Search the material for the word "much" and copy each line that holds it.
##### Dataset entries
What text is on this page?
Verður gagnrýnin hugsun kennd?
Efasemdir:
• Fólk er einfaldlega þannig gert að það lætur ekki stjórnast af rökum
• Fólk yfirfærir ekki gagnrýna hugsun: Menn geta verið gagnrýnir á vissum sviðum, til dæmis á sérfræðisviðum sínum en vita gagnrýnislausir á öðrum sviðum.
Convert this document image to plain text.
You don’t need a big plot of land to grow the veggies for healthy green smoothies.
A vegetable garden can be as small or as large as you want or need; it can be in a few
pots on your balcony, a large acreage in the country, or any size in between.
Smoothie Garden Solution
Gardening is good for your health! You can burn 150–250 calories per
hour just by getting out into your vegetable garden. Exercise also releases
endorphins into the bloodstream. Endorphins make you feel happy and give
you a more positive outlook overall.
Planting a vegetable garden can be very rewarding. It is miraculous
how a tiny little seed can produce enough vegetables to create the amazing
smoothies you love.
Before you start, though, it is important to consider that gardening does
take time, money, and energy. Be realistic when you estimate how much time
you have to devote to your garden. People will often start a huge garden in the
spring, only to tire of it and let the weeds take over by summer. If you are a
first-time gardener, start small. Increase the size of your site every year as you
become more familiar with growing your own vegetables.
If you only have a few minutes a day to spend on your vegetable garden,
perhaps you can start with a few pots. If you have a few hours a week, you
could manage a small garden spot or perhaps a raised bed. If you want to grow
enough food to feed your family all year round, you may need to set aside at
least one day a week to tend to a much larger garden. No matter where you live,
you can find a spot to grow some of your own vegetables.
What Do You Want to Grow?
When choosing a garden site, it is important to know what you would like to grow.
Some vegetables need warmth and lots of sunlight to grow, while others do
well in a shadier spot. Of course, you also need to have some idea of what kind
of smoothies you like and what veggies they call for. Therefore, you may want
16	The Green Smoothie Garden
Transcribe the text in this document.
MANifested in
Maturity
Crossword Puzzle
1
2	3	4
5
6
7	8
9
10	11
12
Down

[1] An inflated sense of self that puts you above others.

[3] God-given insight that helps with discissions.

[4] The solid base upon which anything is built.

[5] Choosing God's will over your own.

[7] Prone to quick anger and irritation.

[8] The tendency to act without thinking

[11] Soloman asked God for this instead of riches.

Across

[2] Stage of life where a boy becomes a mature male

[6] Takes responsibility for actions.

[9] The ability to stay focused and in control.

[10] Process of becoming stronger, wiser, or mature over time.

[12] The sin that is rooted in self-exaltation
##########
### Response
take time, money, and energy. Be realistic when you estimate how much time
least one day a week to tend to a much larger garden. No matter where you live,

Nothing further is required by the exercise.